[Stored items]
— start —

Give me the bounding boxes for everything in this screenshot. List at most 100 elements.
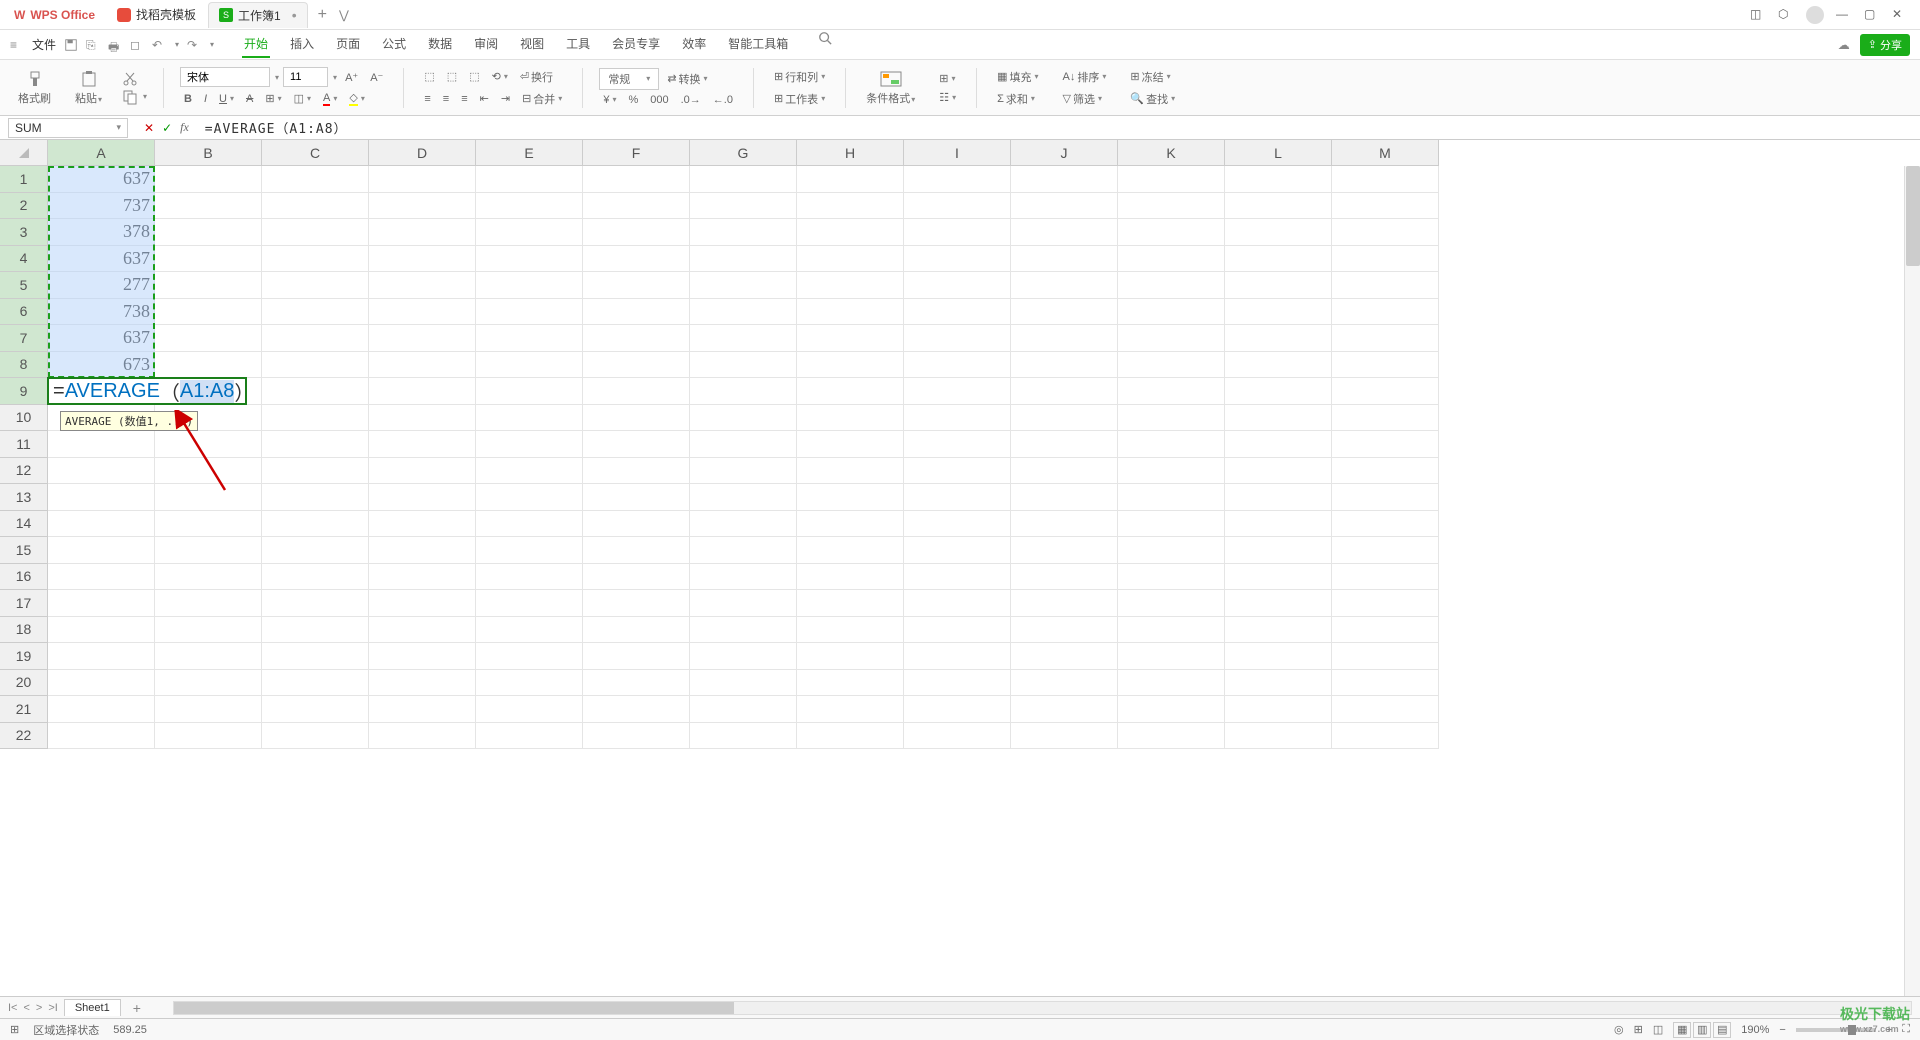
cell-L18[interactable] bbox=[1225, 617, 1332, 644]
fill-button[interactable]: ▦ 填充▾ bbox=[993, 67, 1042, 87]
cell-J10[interactable] bbox=[1011, 405, 1118, 432]
menu-tab-efficiency[interactable]: 效率 bbox=[680, 31, 708, 58]
undo-dd[interactable]: ▾ bbox=[175, 40, 179, 49]
cell-K3[interactable] bbox=[1118, 219, 1225, 246]
tab-templates[interactable]: 找稻壳模板 bbox=[107, 2, 206, 28]
cell-E4[interactable] bbox=[476, 246, 583, 273]
cell-I9[interactable] bbox=[904, 378, 1011, 405]
cell-H21[interactable] bbox=[797, 696, 904, 723]
row-header-18[interactable]: 18 bbox=[0, 617, 48, 644]
font-select[interactable] bbox=[180, 67, 270, 87]
cell-A14[interactable] bbox=[48, 511, 155, 538]
cell-I15[interactable] bbox=[904, 537, 1011, 564]
col-header-G[interactable]: G bbox=[690, 140, 797, 166]
cell-A6[interactable]: 738 bbox=[48, 299, 155, 326]
cell-B7[interactable] bbox=[155, 325, 262, 352]
cell-E8[interactable] bbox=[476, 352, 583, 379]
menu-tab-home[interactable]: 开始 bbox=[242, 31, 270, 58]
status-split-icon[interactable]: ◫ bbox=[1653, 1023, 1663, 1036]
cell-H3[interactable] bbox=[797, 219, 904, 246]
cell-G8[interactable] bbox=[690, 352, 797, 379]
cell-C12[interactable] bbox=[262, 458, 369, 485]
cell-F7[interactable] bbox=[583, 325, 690, 352]
cell-H11[interactable] bbox=[797, 431, 904, 458]
cell-I20[interactable] bbox=[904, 670, 1011, 697]
cell-A1[interactable]: 637 bbox=[48, 166, 155, 193]
cell-I3[interactable] bbox=[904, 219, 1011, 246]
cell-M1[interactable] bbox=[1332, 166, 1439, 193]
cell-A11[interactable] bbox=[48, 431, 155, 458]
cell-K8[interactable] bbox=[1118, 352, 1225, 379]
cell-D14[interactable] bbox=[369, 511, 476, 538]
cell-M9[interactable] bbox=[1332, 378, 1439, 405]
cell-J12[interactable] bbox=[1011, 458, 1118, 485]
cell-A15[interactable] bbox=[48, 537, 155, 564]
convert-button[interactable]: ⇄ 转换▾ bbox=[663, 69, 711, 89]
cell-J3[interactable] bbox=[1011, 219, 1118, 246]
sheet-first-icon[interactable]: I< bbox=[8, 1002, 17, 1014]
cell-B20[interactable] bbox=[155, 670, 262, 697]
merge-button[interactable]: ⊟ 合并▾ bbox=[518, 89, 566, 109]
cell-B6[interactable] bbox=[155, 299, 262, 326]
cell-H19[interactable] bbox=[797, 643, 904, 670]
active-cell[interactable]: =AVERAGE=AVERAGE（（A1:A8） bbox=[47, 377, 247, 405]
sheet-tab-1[interactable]: Sheet1 bbox=[64, 999, 121, 1016]
cell-G18[interactable] bbox=[690, 617, 797, 644]
cell-L22[interactable] bbox=[1225, 723, 1332, 750]
share-button[interactable]: ⇪ 分享 bbox=[1860, 34, 1910, 56]
cell-C7[interactable] bbox=[262, 325, 369, 352]
cell-I7[interactable] bbox=[904, 325, 1011, 352]
cell-L10[interactable] bbox=[1225, 405, 1332, 432]
cell-J13[interactable] bbox=[1011, 484, 1118, 511]
cell-K6[interactable] bbox=[1118, 299, 1225, 326]
cell-K22[interactable] bbox=[1118, 723, 1225, 750]
col-header-E[interactable]: E bbox=[476, 140, 583, 166]
worksheet-button[interactable]: ⊞ 工作表▾ bbox=[770, 89, 829, 109]
cell-C17[interactable] bbox=[262, 590, 369, 617]
search-menu-icon[interactable] bbox=[818, 31, 832, 45]
cell-G20[interactable] bbox=[690, 670, 797, 697]
cell-M16[interactable] bbox=[1332, 564, 1439, 591]
cell-C4[interactable] bbox=[262, 246, 369, 273]
view-break-icon[interactable]: ▤ bbox=[1713, 1022, 1731, 1038]
cell-H1[interactable] bbox=[797, 166, 904, 193]
cell-K21[interactable] bbox=[1118, 696, 1225, 723]
cell-D5[interactable] bbox=[369, 272, 476, 299]
cell-K18[interactable] bbox=[1118, 617, 1225, 644]
cell-I4[interactable] bbox=[904, 246, 1011, 273]
cell-E7[interactable] bbox=[476, 325, 583, 352]
cell-F1[interactable] bbox=[583, 166, 690, 193]
cell-J4[interactable] bbox=[1011, 246, 1118, 273]
zoom-value[interactable]: 190% bbox=[1741, 1024, 1769, 1036]
cell-E18[interactable] bbox=[476, 617, 583, 644]
cell-B3[interactable] bbox=[155, 219, 262, 246]
saveas-icon[interactable]: ⎘ bbox=[86, 38, 100, 52]
cell-I18[interactable] bbox=[904, 617, 1011, 644]
underline-button[interactable]: U▾ bbox=[215, 91, 238, 107]
font-size-select[interactable] bbox=[283, 67, 328, 87]
font-color-button[interactable]: A▾ bbox=[319, 90, 341, 108]
cell-A22[interactable] bbox=[48, 723, 155, 750]
cell-C11[interactable] bbox=[262, 431, 369, 458]
cell-G6[interactable] bbox=[690, 299, 797, 326]
cell-L15[interactable] bbox=[1225, 537, 1332, 564]
cell-J8[interactable] bbox=[1011, 352, 1118, 379]
cell-C10[interactable] bbox=[262, 405, 369, 432]
cell-A2[interactable]: 737 bbox=[48, 193, 155, 220]
row-header-21[interactable]: 21 bbox=[0, 696, 48, 723]
cell-M15[interactable] bbox=[1332, 537, 1439, 564]
redo-icon[interactable]: ↷ bbox=[187, 38, 201, 52]
cell-D1[interactable] bbox=[369, 166, 476, 193]
row-header-14[interactable]: 14 bbox=[0, 511, 48, 538]
formula-accept-icon[interactable]: ✓ bbox=[162, 121, 172, 135]
find-button[interactable]: 🔍 查找▾ bbox=[1126, 89, 1179, 109]
cell-K16[interactable] bbox=[1118, 564, 1225, 591]
filter-button[interactable]: ▽ 筛选▾ bbox=[1059, 89, 1111, 109]
save-icon[interactable] bbox=[64, 38, 78, 52]
print-icon[interactable]: 🖶 bbox=[108, 38, 122, 52]
cell-K2[interactable] bbox=[1118, 193, 1225, 220]
strike-button[interactable]: A bbox=[242, 91, 257, 107]
cell-K4[interactable] bbox=[1118, 246, 1225, 273]
col-header-L[interactable]: L bbox=[1225, 140, 1332, 166]
close-icon[interactable]: ✕ bbox=[1892, 7, 1908, 23]
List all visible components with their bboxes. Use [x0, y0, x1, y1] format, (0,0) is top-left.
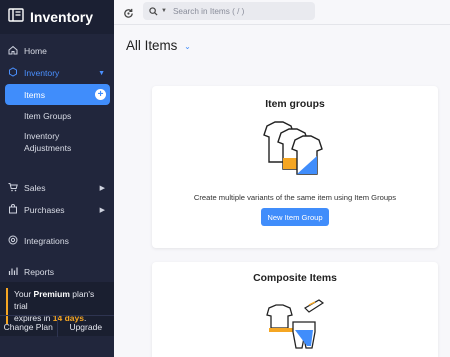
page-title[interactable]: All Items ⌄	[126, 38, 191, 53]
sidebar-item-home[interactable]: Home	[0, 40, 114, 62]
trial-banner: Your Premium plan's trial expires in 14 …	[0, 282, 114, 337]
composite-items-card: Composite Items	[152, 262, 438, 357]
change-plan-button[interactable]: Change Plan	[0, 316, 58, 337]
topbar: ▼ Search in Items ( / )	[114, 0, 450, 25]
app-title: Inventory	[30, 9, 94, 25]
sidebar-item-label: Item Groups	[24, 111, 72, 121]
sidebar-item-label: Items	[24, 89, 46, 100]
sidebar-item-purchases[interactable]: Purchases ▶	[0, 199, 114, 221]
sidebar-item-sales[interactable]: Sales ▶	[0, 177, 114, 199]
chevron-right-icon: ▶	[99, 185, 105, 192]
search-input[interactable]: Search in Items ( / )	[173, 7, 244, 16]
inventory-logo-icon	[8, 7, 24, 27]
integrations-icon	[8, 235, 18, 247]
cart-icon	[8, 182, 18, 194]
sidebar: Inventory Home Inventory ▼ Items + Item …	[0, 0, 114, 357]
sidebar-item-integrations[interactable]: Integrations	[0, 230, 114, 252]
search-filter-chevron-icon[interactable]: ▼	[161, 8, 167, 14]
brand[interactable]: Inventory	[0, 0, 114, 34]
trial-text-prefix: Your	[14, 289, 34, 299]
sidebar-item-item-groups[interactable]: Item Groups	[0, 105, 114, 127]
new-item-group-button[interactable]: New Item Group	[261, 208, 329, 226]
card-description: Create multiple variants of the same ite…	[193, 193, 397, 202]
chevron-right-icon: ▶	[99, 207, 105, 214]
sidebar-item-label: Sales	[24, 183, 46, 193]
chevron-down-icon[interactable]: ⌄	[184, 42, 191, 51]
sidebar-item-inventory[interactable]: Inventory ▼	[0, 62, 114, 84]
reports-icon	[8, 266, 18, 278]
bag-icon	[8, 204, 18, 216]
search-icon[interactable]	[149, 6, 158, 16]
add-item-icon[interactable]: +	[95, 89, 106, 100]
trial-actions: Change Plan Upgrade	[0, 315, 114, 337]
item-groups-card: Item groups Create multiple variants of …	[152, 86, 438, 248]
card-title: Item groups	[265, 99, 325, 110]
sidebar-item-inventory-adjustments[interactable]: Inventory Adjustments	[0, 127, 114, 163]
sidebar-item-items[interactable]: Items +	[5, 84, 110, 105]
item-groups-illustration-icon	[261, 120, 329, 181]
refresh-icon[interactable]	[123, 6, 134, 24]
sidebar-item-label: Reports	[24, 267, 55, 277]
sidebar-item-label: Inventory	[24, 131, 60, 141]
upgrade-button[interactable]: Upgrade	[58, 316, 115, 337]
card-title: Composite Items	[253, 273, 337, 284]
sidebar-item-reports[interactable]: Reports	[0, 261, 114, 283]
sidebar-item-label: Inventory	[24, 68, 60, 78]
inventory-icon	[8, 67, 18, 79]
sidebar-item-label: Adjustments	[24, 143, 72, 153]
home-icon	[8, 45, 18, 57]
trial-plan-name: Premium	[33, 289, 70, 299]
page-title-text: All Items	[126, 38, 178, 53]
composite-items-illustration-icon	[263, 296, 333, 357]
chevron-down-icon: ▼	[98, 69, 105, 77]
search-box[interactable]: ▼ Search in Items ( / )	[143, 2, 315, 20]
sidebar-item-label: Purchases	[24, 205, 65, 215]
sidebar-item-label: Integrations	[24, 236, 69, 246]
sidebar-item-label: Home	[24, 46, 47, 56]
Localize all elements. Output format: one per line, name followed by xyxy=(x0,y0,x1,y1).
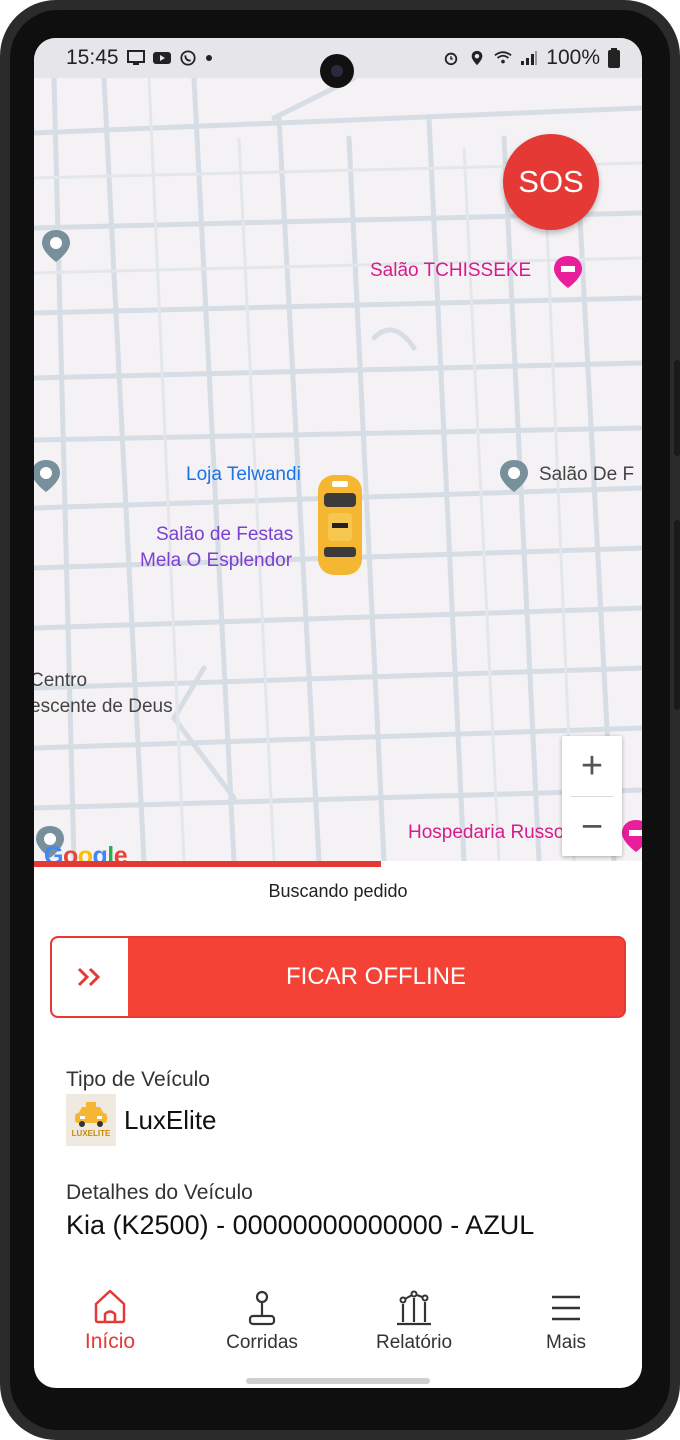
menu-icon xyxy=(552,1295,580,1321)
side-button xyxy=(674,520,680,710)
battery-icon xyxy=(608,48,620,68)
go-offline-slider[interactable]: FICAR OFFLINE xyxy=(50,936,626,1018)
poi-label[interactable]: Salão de Festas xyxy=(156,524,293,546)
vehicle-details-value: Kia (K2500) - 00000000000000 - AZUL xyxy=(66,1210,535,1240)
front-camera xyxy=(320,54,354,88)
alarm-icon xyxy=(445,52,458,66)
taxi-car-icon xyxy=(318,475,362,575)
double-chevron-right-icon xyxy=(77,967,101,987)
sos-button[interactable]: SOS xyxy=(503,134,599,230)
google-attribution: Google xyxy=(44,842,128,861)
bottom-nav: Início Corridas Relatório Mais xyxy=(34,1276,642,1368)
nav-item-inicio[interactable]: Início xyxy=(34,1276,186,1368)
volume-button xyxy=(674,360,680,456)
vehicle-type-name: LuxElite xyxy=(124,1104,217,1135)
luxelite-logo: LUXELITE xyxy=(66,1094,116,1146)
poi-label[interactable]: Centro xyxy=(34,670,87,692)
nav-label: Relatório xyxy=(375,1332,453,1353)
poi-label[interactable]: escente de Deus xyxy=(34,696,173,718)
status-time: 15:45 xyxy=(66,46,119,69)
nav-item-mais[interactable]: Mais xyxy=(490,1276,642,1368)
hotel-pin-icon[interactable] xyxy=(550,254,586,290)
map-pin-icon[interactable] xyxy=(34,458,64,494)
battery-percent: 100% xyxy=(546,46,600,69)
searching-status: Buscando pedido xyxy=(268,881,408,901)
whatsapp-icon xyxy=(180,50,196,66)
signal-icon xyxy=(521,51,538,65)
map-view[interactable]: Salão TCHISSEKE Loja Telwandi Salão De F… xyxy=(34,78,642,861)
nav-label: Corridas xyxy=(226,1332,298,1353)
zoom-out-button[interactable]: − xyxy=(562,797,622,857)
home-indicator[interactable] xyxy=(246,1378,430,1384)
joystick-icon xyxy=(248,1290,276,1326)
phone-frame: 15:45 100% Salão TCHISSEKE Loja Telwandi… xyxy=(0,0,680,1440)
poi-label[interactable]: Loja Telwandi xyxy=(186,464,301,486)
map-pin-icon[interactable] xyxy=(496,458,532,494)
wifi-icon xyxy=(494,51,512,64)
search-progress-bar xyxy=(34,861,642,867)
vehicle-type: LUXELITE LuxElite xyxy=(66,1094,217,1146)
map-pin-icon[interactable] xyxy=(38,228,74,264)
poi-label[interactable]: Salão TCHISSEKE xyxy=(370,260,531,282)
screen: 15:45 100% Salão TCHISSEKE Loja Telwandi… xyxy=(34,38,642,1388)
report-icon xyxy=(397,1290,431,1326)
slider-handle[interactable] xyxy=(52,938,128,1016)
vehicle-details-label: Detalhes do Veículo xyxy=(66,1181,253,1204)
taxi-logo-icon xyxy=(75,1102,107,1127)
home-icon xyxy=(94,1289,126,1324)
youtube-icon xyxy=(152,52,171,64)
poi-label[interactable]: Salão De F xyxy=(539,464,634,486)
zoom-in-button[interactable]: + xyxy=(562,736,622,796)
nav-label: Início xyxy=(84,1330,136,1353)
zoom-controls: + − xyxy=(562,736,622,856)
vehicle-type-label: Tipo de Veículo xyxy=(66,1068,210,1091)
go-offline-label: FICAR OFFLINE xyxy=(285,963,466,990)
monitor-icon xyxy=(126,50,145,65)
nav-label: Mais xyxy=(545,1332,587,1353)
nav-item-relatorio[interactable]: Relatório xyxy=(338,1276,490,1368)
nav-item-corridas[interactable]: Corridas xyxy=(186,1276,338,1368)
poi-label[interactable]: Mela O Esplendor xyxy=(140,550,292,572)
search-progress-fill xyxy=(34,861,381,867)
location-icon xyxy=(471,50,483,66)
dot-icon xyxy=(205,55,212,61)
luxelite-logo-text: LUXELITE xyxy=(71,1129,111,1138)
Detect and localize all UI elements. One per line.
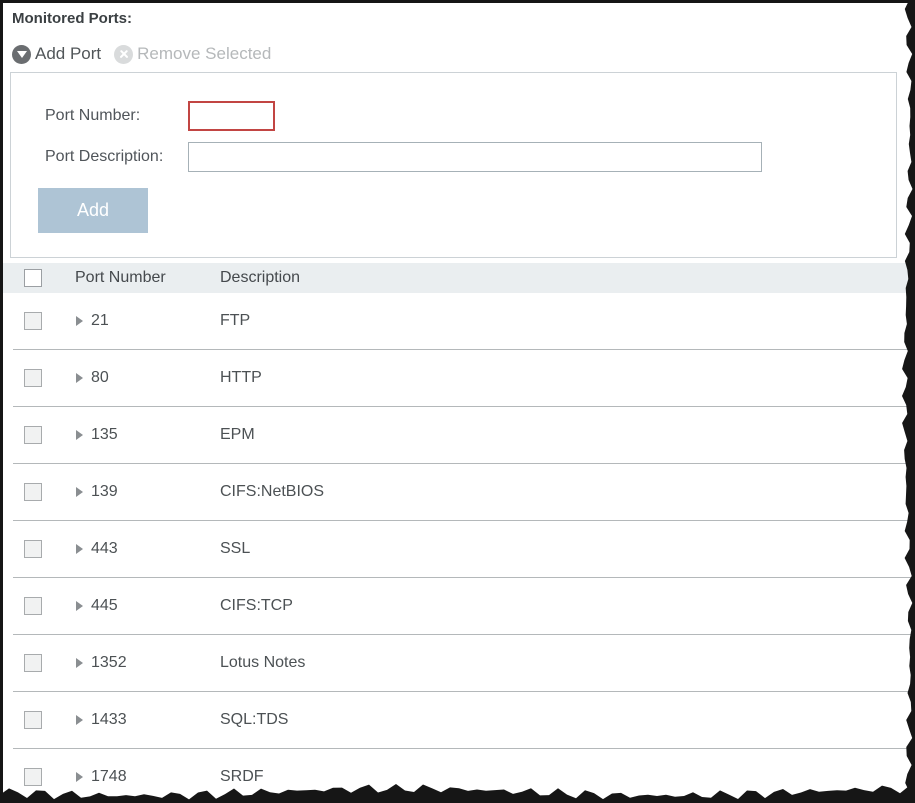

— end —

### [Task]
Transcribe the lines in the data above verbatim, covering the stretch from the line containing "menu-icon xyxy=(552,1295,580,1321)" through the line containing "poi-label[interactable]: Salão de Festas", both included.

### [The response]
menu-icon xyxy=(552,1295,580,1321)
side-button xyxy=(674,520,680,710)
battery-icon xyxy=(608,48,620,68)
go-offline-slider[interactable]: FICAR OFFLINE xyxy=(50,936,626,1018)
poi-label[interactable]: Salão de Festas xyxy=(156,524,293,546)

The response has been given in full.